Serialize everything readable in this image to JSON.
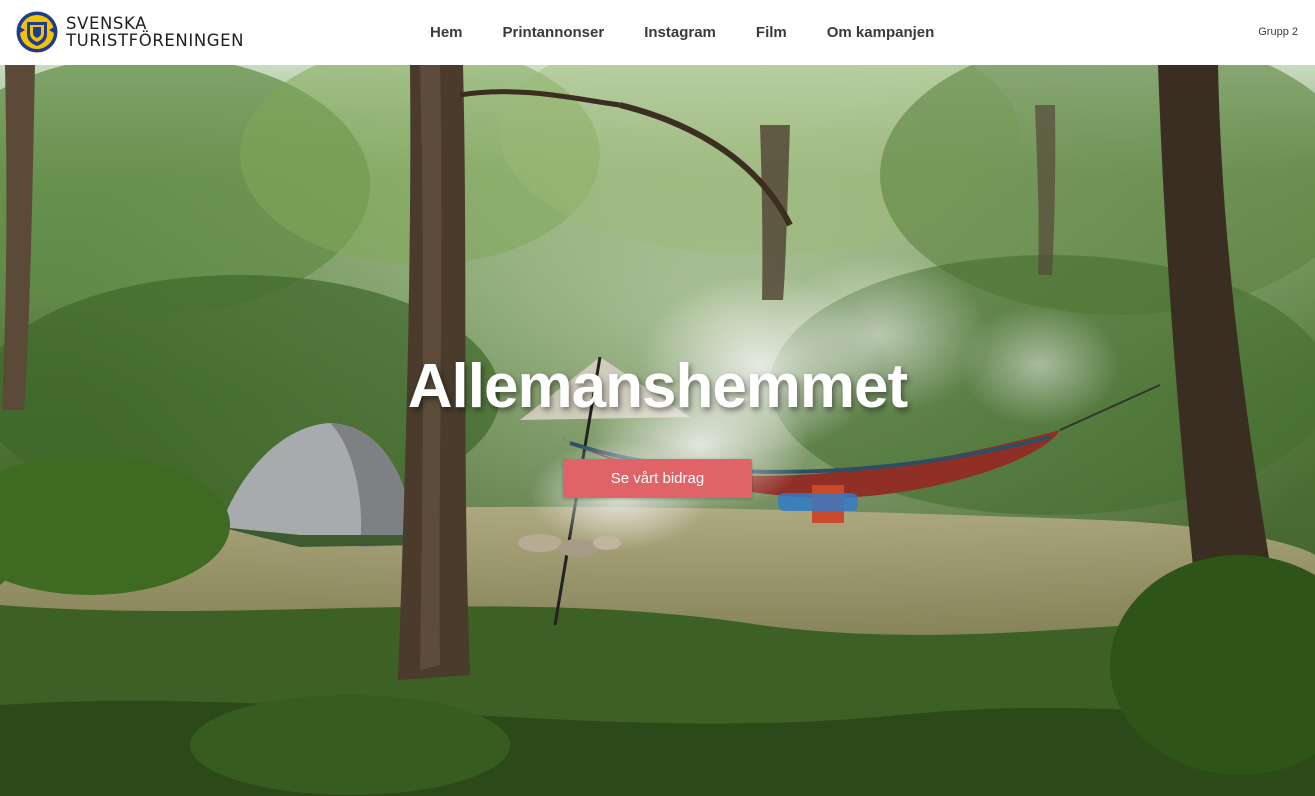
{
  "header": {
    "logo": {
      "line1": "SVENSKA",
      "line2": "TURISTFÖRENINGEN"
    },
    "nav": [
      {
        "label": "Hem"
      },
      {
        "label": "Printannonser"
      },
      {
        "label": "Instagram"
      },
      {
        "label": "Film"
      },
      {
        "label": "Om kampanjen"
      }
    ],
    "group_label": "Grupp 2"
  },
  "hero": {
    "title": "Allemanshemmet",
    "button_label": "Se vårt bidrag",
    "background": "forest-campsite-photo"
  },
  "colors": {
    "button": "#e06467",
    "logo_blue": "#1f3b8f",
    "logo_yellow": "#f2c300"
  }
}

## Work to be completed:
Except for the pictures, give all the material above again verbatim.

## Answer to the problem:
Serialize everything readable in this image to JSON.
{
  "header": {
    "logo": {
      "line1": "SVENSKA",
      "line2": "TURISTFÖRENINGEN"
    },
    "nav": [
      {
        "label": "Hem"
      },
      {
        "label": "Printannonser"
      },
      {
        "label": "Instagram"
      },
      {
        "label": "Film"
      },
      {
        "label": "Om kampanjen"
      }
    ],
    "group_label": "Grupp 2"
  },
  "hero": {
    "title": "Allemanshemmet",
    "button_label": "Se vårt bidrag",
    "background": "forest-campsite-photo"
  },
  "colors": {
    "button": "#e06467",
    "logo_blue": "#1f3b8f",
    "logo_yellow": "#f2c300"
  }
}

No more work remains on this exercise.